***** PROVIDED MATERIAL *****
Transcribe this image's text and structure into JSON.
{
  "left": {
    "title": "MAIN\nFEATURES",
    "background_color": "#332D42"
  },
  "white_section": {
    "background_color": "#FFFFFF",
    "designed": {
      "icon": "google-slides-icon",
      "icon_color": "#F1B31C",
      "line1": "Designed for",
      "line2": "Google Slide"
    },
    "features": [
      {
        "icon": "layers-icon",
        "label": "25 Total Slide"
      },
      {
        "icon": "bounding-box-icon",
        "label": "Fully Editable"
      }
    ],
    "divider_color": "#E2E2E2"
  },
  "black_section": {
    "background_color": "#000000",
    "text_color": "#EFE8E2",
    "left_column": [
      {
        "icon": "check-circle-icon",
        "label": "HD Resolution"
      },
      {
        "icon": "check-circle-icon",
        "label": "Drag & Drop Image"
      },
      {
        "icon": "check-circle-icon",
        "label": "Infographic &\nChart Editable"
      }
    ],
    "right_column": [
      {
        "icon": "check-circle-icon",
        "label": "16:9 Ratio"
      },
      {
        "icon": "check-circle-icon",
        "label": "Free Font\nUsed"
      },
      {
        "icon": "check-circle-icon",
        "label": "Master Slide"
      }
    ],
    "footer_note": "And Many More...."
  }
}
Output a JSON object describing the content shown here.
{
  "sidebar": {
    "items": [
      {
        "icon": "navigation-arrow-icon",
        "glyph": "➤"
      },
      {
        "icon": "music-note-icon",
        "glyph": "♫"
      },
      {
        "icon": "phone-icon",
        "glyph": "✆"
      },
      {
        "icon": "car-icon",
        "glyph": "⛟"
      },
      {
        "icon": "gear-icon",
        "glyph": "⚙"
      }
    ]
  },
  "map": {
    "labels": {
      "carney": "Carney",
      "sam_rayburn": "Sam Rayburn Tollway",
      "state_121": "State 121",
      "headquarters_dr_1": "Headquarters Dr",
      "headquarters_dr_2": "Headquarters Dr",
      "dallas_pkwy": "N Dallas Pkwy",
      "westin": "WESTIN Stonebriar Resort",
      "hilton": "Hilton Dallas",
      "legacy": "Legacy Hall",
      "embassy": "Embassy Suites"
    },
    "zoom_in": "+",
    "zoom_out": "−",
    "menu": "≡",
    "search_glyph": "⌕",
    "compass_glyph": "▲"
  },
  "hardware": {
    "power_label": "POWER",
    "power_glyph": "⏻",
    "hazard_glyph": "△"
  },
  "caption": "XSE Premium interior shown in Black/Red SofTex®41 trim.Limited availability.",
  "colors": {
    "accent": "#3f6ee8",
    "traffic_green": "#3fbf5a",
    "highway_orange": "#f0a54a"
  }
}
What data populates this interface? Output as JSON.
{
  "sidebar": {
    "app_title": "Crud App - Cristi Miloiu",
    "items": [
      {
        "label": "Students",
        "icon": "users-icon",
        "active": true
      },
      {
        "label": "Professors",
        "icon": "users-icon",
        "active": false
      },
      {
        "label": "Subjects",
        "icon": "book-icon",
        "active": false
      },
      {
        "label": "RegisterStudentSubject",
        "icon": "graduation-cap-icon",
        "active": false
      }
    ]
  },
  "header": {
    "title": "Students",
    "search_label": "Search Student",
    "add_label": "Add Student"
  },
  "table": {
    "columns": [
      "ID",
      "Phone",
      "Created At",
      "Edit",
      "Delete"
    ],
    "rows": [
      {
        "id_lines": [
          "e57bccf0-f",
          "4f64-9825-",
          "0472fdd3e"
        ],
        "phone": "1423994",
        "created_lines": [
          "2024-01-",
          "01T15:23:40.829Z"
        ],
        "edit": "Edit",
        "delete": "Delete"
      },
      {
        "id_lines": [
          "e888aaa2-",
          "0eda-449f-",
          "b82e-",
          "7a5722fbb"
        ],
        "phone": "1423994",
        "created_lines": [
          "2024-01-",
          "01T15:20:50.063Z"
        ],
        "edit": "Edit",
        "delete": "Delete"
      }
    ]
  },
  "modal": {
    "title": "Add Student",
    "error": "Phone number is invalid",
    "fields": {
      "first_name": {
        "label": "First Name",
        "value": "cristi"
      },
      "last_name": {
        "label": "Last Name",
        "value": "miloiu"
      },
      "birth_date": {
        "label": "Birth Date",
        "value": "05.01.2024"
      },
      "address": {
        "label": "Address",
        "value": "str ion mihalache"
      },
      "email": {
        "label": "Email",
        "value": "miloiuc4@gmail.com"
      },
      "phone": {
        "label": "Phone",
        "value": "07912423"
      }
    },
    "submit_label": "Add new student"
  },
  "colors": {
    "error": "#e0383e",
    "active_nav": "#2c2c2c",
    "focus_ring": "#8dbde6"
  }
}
*****
▸ EXERCISE OBJECTIVE:
Print every record exactly as it was given.

▸ OUTPUT OF THE EXERCISE:
Transcribe this image's text and structure into JSON.
{
  "left": {
    "title": "MAIN\nFEATURES",
    "background_color": "#332D42"
  },
  "white_section": {
    "background_color": "#FFFFFF",
    "designed": {
      "icon": "google-slides-icon",
      "icon_color": "#F1B31C",
      "line1": "Designed for",
      "line2": "Google Slide"
    },
    "features": [
      {
        "icon": "layers-icon",
        "label": "25 Total Slide"
      },
      {
        "icon": "bounding-box-icon",
        "label": "Fully Editable"
      }
    ],
    "divider_color": "#E2E2E2"
  },
  "black_section": {
    "background_color": "#000000",
    "text_color": "#EFE8E2",
    "left_column": [
      {
        "icon": "check-circle-icon",
        "label": "HD Resolution"
      },
      {
        "icon": "check-circle-icon",
        "label": "Drag & Drop Image"
      },
      {
        "icon": "check-circle-icon",
        "label": "Infographic &\nChart Editable"
      }
    ],
    "right_column": [
      {
        "icon": "check-circle-icon",
        "label": "16:9 Ratio"
      },
      {
        "icon": "check-circle-icon",
        "label": "Free Font\nUsed"
      },
      {
        "icon": "check-circle-icon",
        "label": "Master Slide"
      }
    ],
    "footer_note": "And Many More...."
  }
}
Output a JSON object describing the content shown here.
{
  "sidebar": {
    "items": [
      {
        "icon": "navigation-arrow-icon",
        "glyph": "➤"
      },
      {
        "icon": "music-note-icon",
        "glyph": "♫"
      },
      {
        "icon": "phone-icon",
        "glyph": "✆"
      },
      {
        "icon": "car-icon",
        "glyph": "⛟"
      },
      {
        "icon": "gear-icon",
        "glyph": "⚙"
      }
    ]
  },
  "map": {
    "labels": {
      "carney": "Carney",
      "sam_rayburn": "Sam Rayburn Tollway",
      "state_121": "State 121",
      "headquarters_dr_1": "Headquarters Dr",
      "headquarters_dr_2": "Headquarters Dr",
      "dallas_pkwy": "N Dallas Pkwy",
      "westin": "WESTIN Stonebriar Resort",
      "hilton": "Hilton Dallas",
      "legacy": "Legacy Hall",
      "embassy": "Embassy Suites"
    },
    "zoom_in": "+",
    "zoom_out": "−",
    "menu": "≡",
    "search_glyph": "⌕",
    "compass_glyph": "▲"
  },
  "hardware": {
    "power_label": "POWER",
    "power_glyph": "⏻",
    "hazard_glyph": "△"
  },
  "caption": "XSE Premium interior shown in Black/Red SofTex®41 trim.Limited availability.",
  "colors": {
    "accent": "#3f6ee8",
    "traffic_green": "#3fbf5a",
    "highway_orange": "#f0a54a"
  }
}
What data populates this interface? Output as JSON.
{
  "sidebar": {
    "app_title": "Crud App - Cristi Miloiu",
    "items": [
      {
        "label": "Students",
        "icon": "users-icon",
        "active": true
      },
      {
        "label": "Professors",
        "icon": "users-icon",
        "active": false
      },
      {
        "label": "Subjects",
        "icon": "book-icon",
        "active": false
      },
      {
        "label": "RegisterStudentSubject",
        "icon": "graduation-cap-icon",
        "active": false
      }
    ]
  },
  "header": {
    "title": "Students",
    "search_label": "Search Student",
    "add_label": "Add Student"
  },
  "table": {
    "columns": [
      "ID",
      "Phone",
      "Created At",
      "Edit",
      "Delete"
    ],
    "rows": [
      {
        "id_lines": [
          "e57bccf0-f",
          "4f64-9825-",
          "0472fdd3e"
        ],
        "phone": "1423994",
        "created_lines": [
          "2024-01-",
          "01T15:23:40.829Z"
        ],
        "edit": "Edit",
        "delete": "Delete"
      },
      {
        "id_lines": [
          "e888aaa2-",
          "0eda-449f-",
          "b82e-",
          "7a5722fbb"
        ],
        "phone": "1423994",
        "created_lines": [
          "2024-01-",
          "01T15:20:50.063Z"
        ],
        "edit": "Edit",
        "delete": "Delete"
      }
    ]
  },
  "modal": {
    "title": "Add Student",
    "error": "Phone number is invalid",
    "fields": {
      "first_name": {
        "label": "First Name",
        "value": "cristi"
      },
      "last_name": {
        "label": "Last Name",
        "value": "miloiu"
      },
      "birth_date": {
        "label": "Birth Date",
        "value": "05.01.2024"
      },
      "address": {
        "label": "Address",
        "value": "str ion mihalache"
      },
      "email": {
        "label": "Email",
        "value": "miloiuc4@gmail.com"
      },
      "phone": {
        "label": "Phone",
        "value": "07912423"
      }
    },
    "submit_label": "Add new student"
  },
  "colors": {
    "error": "#e0383e",
    "active_nav": "#2c2c2c",
    "focus_ring": "#8dbde6"
  }
}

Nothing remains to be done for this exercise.